• **REQUIRED TASK**: Each line below should be quoted exactly, please.

• **MATERIAL PROVIDED**:
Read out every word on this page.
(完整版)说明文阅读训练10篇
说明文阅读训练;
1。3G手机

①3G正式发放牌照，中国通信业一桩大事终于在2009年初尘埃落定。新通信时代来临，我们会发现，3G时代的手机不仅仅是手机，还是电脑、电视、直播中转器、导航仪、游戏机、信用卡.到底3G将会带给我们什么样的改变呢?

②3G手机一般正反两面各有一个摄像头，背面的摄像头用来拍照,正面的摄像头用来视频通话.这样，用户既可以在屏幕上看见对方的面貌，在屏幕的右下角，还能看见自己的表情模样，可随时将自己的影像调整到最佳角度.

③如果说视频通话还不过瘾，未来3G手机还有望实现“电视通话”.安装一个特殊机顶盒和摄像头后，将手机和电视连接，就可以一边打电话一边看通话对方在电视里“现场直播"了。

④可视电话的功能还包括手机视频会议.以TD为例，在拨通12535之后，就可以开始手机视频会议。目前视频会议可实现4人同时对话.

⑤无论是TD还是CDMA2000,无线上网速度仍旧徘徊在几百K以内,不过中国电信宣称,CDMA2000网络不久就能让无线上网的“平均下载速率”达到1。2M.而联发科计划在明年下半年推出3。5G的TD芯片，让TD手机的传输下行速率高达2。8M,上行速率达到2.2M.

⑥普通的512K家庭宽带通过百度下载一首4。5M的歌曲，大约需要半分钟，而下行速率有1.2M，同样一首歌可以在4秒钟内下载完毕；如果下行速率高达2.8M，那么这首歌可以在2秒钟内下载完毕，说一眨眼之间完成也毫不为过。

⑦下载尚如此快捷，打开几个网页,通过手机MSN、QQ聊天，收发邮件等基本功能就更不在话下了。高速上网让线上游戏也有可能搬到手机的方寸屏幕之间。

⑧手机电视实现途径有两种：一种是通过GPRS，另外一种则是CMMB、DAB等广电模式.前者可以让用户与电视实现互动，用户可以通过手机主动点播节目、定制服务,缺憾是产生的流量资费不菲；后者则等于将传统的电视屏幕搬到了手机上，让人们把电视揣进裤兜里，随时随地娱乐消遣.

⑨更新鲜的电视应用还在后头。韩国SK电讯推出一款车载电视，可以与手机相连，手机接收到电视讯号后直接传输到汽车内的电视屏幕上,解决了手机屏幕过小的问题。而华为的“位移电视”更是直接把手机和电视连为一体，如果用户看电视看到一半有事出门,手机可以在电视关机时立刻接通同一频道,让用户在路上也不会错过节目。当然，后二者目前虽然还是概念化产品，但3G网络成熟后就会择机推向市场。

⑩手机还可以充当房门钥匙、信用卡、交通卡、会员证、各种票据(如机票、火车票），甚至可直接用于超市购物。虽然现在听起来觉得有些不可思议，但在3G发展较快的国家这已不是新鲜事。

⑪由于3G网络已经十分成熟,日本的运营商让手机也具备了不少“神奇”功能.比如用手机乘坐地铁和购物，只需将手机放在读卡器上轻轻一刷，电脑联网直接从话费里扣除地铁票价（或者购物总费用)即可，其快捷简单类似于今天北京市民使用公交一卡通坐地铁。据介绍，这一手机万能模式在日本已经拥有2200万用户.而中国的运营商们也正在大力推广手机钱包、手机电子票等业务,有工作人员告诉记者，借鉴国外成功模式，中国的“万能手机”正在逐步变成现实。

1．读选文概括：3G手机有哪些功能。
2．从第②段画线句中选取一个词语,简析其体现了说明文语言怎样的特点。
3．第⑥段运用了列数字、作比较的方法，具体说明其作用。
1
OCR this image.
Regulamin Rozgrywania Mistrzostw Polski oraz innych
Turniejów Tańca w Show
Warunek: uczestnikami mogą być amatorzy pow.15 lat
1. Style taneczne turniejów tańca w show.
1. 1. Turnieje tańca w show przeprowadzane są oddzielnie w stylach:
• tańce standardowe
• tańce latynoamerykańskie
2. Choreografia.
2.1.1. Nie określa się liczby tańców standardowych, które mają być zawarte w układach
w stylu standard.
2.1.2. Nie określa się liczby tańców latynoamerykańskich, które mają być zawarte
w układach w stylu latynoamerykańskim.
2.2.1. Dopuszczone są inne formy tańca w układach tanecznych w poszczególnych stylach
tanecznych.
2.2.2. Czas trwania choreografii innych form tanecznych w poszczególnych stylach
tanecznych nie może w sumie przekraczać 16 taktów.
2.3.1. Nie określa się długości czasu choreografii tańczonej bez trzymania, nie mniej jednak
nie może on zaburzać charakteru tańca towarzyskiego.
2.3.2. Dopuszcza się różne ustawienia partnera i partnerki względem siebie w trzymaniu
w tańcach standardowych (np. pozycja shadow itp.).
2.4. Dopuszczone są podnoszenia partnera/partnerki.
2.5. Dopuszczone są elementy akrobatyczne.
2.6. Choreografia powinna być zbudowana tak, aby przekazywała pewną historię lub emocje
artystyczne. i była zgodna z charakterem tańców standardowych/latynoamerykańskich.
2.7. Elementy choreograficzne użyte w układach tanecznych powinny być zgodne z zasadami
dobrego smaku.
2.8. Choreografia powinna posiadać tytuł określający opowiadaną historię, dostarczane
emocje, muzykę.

• **RESPONSE FOR THIS EXERCISE**:
Read out every word on this page.
(完整版)说明文阅读训练10篇
说明文阅读训练;
1。3G手机

①3G正式发放牌照，中国通信业一桩大事终于在2009年初尘埃落定。新通信时代来临，我们会发现，3G时代的手机不仅仅是手机，还是电脑、电视、直播中转器、导航仪、游戏机、信用卡.到底3G将会带给我们什么样的改变呢?

②3G手机一般正反两面各有一个摄像头，背面的摄像头用来拍照,正面的摄像头用来视频通话.这样，用户既可以在屏幕上看见对方的面貌，在屏幕的右下角，还能看见自己的表情模样，可随时将自己的影像调整到最佳角度.

③如果说视频通话还不过瘾，未来3G手机还有望实现“电视通话”.安装一个特殊机顶盒和摄像头后，将手机和电视连接，就可以一边打电话一边看通话对方在电视里“现场直播"了。

④可视电话的功能还包括手机视频会议.以TD为例，在拨通12535之后，就可以开始手机视频会议。目前视频会议可实现4人同时对话.

⑤无论是TD还是CDMA2000,无线上网速度仍旧徘徊在几百K以内,不过中国电信宣称,CDMA2000网络不久就能让无线上网的“平均下载速率”达到1。2M.而联发科计划在明年下半年推出3。5G的TD芯片，让TD手机的传输下行速率高达2。8M,上行速率达到2.2M.

⑥普通的512K家庭宽带通过百度下载一首4。5M的歌曲，大约需要半分钟，而下行速率有1.2M，同样一首歌可以在4秒钟内下载完毕；如果下行速率高达2.8M，那么这首歌可以在2秒钟内下载完毕，说一眨眼之间完成也毫不为过。

⑦下载尚如此快捷，打开几个网页,通过手机MSN、QQ聊天，收发邮件等基本功能就更不在话下了。高速上网让线上游戏也有可能搬到手机的方寸屏幕之间。

⑧手机电视实现途径有两种：一种是通过GPRS，另外一种则是CMMB、DAB等广电模式.前者可以让用户与电视实现互动，用户可以通过手机主动点播节目、定制服务,缺憾是产生的流量资费不菲；后者则等于将传统的电视屏幕搬到了手机上，让人们把电视揣进裤兜里，随时随地娱乐消遣.

⑨更新鲜的电视应用还在后头。韩国SK电讯推出一款车载电视，可以与手机相连，手机接收到电视讯号后直接传输到汽车内的电视屏幕上,解决了手机屏幕过小的问题。而华为的“位移电视”更是直接把手机和电视连为一体，如果用户看电视看到一半有事出门,手机可以在电视关机时立刻接通同一频道,让用户在路上也不会错过节目。当然，后二者目前虽然还是概念化产品，但3G网络成熟后就会择机推向市场。

⑩手机还可以充当房门钥匙、信用卡、交通卡、会员证、各种票据(如机票、火车票），甚至可直接用于超市购物。虽然现在听起来觉得有些不可思议，但在3G发展较快的国家这已不是新鲜事。

⑪由于3G网络已经十分成熟,日本的运营商让手机也具备了不少“神奇”功能.比如用手机乘坐地铁和购物，只需将手机放在读卡器上轻轻一刷，电脑联网直接从话费里扣除地铁票价（或者购物总费用)即可，其快捷简单类似于今天北京市民使用公交一卡通坐地铁。据介绍，这一手机万能模式在日本已经拥有2200万用户.而中国的运营商们也正在大力推广手机钱包、手机电子票等业务,有工作人员告诉记者，借鉴国外成功模式，中国的“万能手机”正在逐步变成现实。

1．读选文概括：3G手机有哪些功能。
2．从第②段画线句中选取一个词语,简析其体现了说明文语言怎样的特点。
3．第⑥段运用了列数字、作比较的方法，具体说明其作用。
1
OCR this image.
Regulamin Rozgrywania Mistrzostw Polski oraz innych
Turniejów Tańca w Show
Warunek: uczestnikami mogą być amatorzy pow.15 lat
1. Style taneczne turniejów tańca w show.
1. 1. Turnieje tańca w show przeprowadzane są oddzielnie w stylach:
• tańce standardowe
• tańce latynoamerykańskie
2. Choreografia.
2.1.1. Nie określa się liczby tańców standardowych, które mają być zawarte w układach
w stylu standard.
2.1.2. Nie określa się liczby tańców latynoamerykańskich, które mają być zawarte
w układach w stylu latynoamerykańskim.
2.2.1. Dopuszczone są inne formy tańca w układach tanecznych w poszczególnych stylach
tanecznych.
2.2.2. Czas trwania choreografii innych form tanecznych w poszczególnych stylach
tanecznych nie może w sumie przekraczać 16 taktów.
2.3.1. Nie określa się długości czasu choreografii tańczonej bez trzymania, nie mniej jednak
nie może on zaburzać charakteru tańca towarzyskiego.
2.3.2. Dopuszcza się różne ustawienia partnera i partnerki względem siebie w trzymaniu
w tańcach standardowych (np. pozycja shadow itp.).
2.4. Dopuszczone są podnoszenia partnera/partnerki.
2.5. Dopuszczone są elementy akrobatyczne.
2.6. Choreografia powinna być zbudowana tak, aby przekazywała pewną historię lub emocje
artystyczne. i była zgodna z charakterem tańców standardowych/latynoamerykańskich.
2.7. Elementy choreograficzne użyte w układach tanecznych powinny być zgodne z zasadami
dobrego smaku.
2.8. Choreografia powinna posiadać tytuł określający opowiadaną historię, dostarczane
emocje, muzykę.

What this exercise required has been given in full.